[Data excerpts]
▬▬▬▬▬▬

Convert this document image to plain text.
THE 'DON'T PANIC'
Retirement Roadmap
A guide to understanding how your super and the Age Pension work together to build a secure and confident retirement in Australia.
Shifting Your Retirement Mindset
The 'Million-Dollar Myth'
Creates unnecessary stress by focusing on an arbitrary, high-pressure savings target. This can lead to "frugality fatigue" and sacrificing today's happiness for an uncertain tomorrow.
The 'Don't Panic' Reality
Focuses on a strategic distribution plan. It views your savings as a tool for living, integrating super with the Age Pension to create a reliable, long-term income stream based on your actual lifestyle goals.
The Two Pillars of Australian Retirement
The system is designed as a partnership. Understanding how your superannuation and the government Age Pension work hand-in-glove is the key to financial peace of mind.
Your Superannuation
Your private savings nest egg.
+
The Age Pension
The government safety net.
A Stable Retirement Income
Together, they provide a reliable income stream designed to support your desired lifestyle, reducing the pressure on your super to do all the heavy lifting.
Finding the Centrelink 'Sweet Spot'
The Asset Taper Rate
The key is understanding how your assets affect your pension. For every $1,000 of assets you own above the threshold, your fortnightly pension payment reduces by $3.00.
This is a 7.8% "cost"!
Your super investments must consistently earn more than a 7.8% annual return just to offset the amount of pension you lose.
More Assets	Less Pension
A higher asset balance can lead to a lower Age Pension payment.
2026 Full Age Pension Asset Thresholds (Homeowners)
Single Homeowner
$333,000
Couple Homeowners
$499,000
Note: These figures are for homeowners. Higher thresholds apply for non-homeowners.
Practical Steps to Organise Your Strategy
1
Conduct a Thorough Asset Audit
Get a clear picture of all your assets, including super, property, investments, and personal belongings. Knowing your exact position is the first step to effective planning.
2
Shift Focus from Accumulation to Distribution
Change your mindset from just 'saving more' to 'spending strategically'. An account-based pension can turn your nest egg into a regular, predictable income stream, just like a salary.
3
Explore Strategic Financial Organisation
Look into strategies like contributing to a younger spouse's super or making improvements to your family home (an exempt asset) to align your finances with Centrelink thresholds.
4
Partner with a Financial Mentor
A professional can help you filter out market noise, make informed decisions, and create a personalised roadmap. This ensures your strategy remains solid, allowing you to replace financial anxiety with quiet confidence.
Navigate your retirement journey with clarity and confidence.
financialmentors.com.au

▬▬▬▬▬▬

(Problem to solve) Every entry needs to be retyped exactly.

(The result)
Convert this document image to plain text.
THE 'DON'T PANIC'
Retirement Roadmap
A guide to understanding how your super and the Age Pension work together to build a secure and confident retirement in Australia.
Shifting Your Retirement Mindset
The 'Million-Dollar Myth'
Creates unnecessary stress by focusing on an arbitrary, high-pressure savings target. This can lead to "frugality fatigue" and sacrificing today's happiness for an uncertain tomorrow.
The 'Don't Panic' Reality
Focuses on a strategic distribution plan. It views your savings as a tool for living, integrating super with the Age Pension to create a reliable, long-term income stream based on your actual lifestyle goals.
The Two Pillars of Australian Retirement
The system is designed as a partnership. Understanding how your superannuation and the government Age Pension work hand-in-glove is the key to financial peace of mind.
Your Superannuation
Your private savings nest egg.
+
The Age Pension
The government safety net.
A Stable Retirement Income
Together, they provide a reliable income stream designed to support your desired lifestyle, reducing the pressure on your super to do all the heavy lifting.
Finding the Centrelink 'Sweet Spot'
The Asset Taper Rate
The key is understanding how your assets affect your pension. For every $1,000 of assets you own above the threshold, your fortnightly pension payment reduces by $3.00.
This is a 7.8% "cost"!
Your super investments must consistently earn more than a 7.8% annual return just to offset the amount of pension you lose.
More Assets	Less Pension
A higher asset balance can lead to a lower Age Pension payment.
2026 Full Age Pension Asset Thresholds (Homeowners)
Single Homeowner
$333,000
Couple Homeowners
$499,000
Note: These figures are for homeowners. Higher thresholds apply for non-homeowners.
Practical Steps to Organise Your Strategy
1
Conduct a Thorough Asset Audit
Get a clear picture of all your assets, including super, property, investments, and personal belongings. Knowing your exact position is the first step to effective planning.
2
Shift Focus from Accumulation to Distribution
Change your mindset from just 'saving more' to 'spending strategically'. An account-based pension can turn your nest egg into a regular, predictable income stream, just like a salary.
3
Explore Strategic Financial Organisation
Look into strategies like contributing to a younger spouse's super or making improvements to your family home (an exempt asset) to align your finances with Centrelink thresholds.
4
Partner with a Financial Mentor
A professional can help you filter out market noise, make informed decisions, and create a personalised roadmap. This ensures your strategy remains solid, allowing you to replace financial anxiety with quiet confidence.
Navigate your retirement journey with clarity and confidence.
financialmentors.com.au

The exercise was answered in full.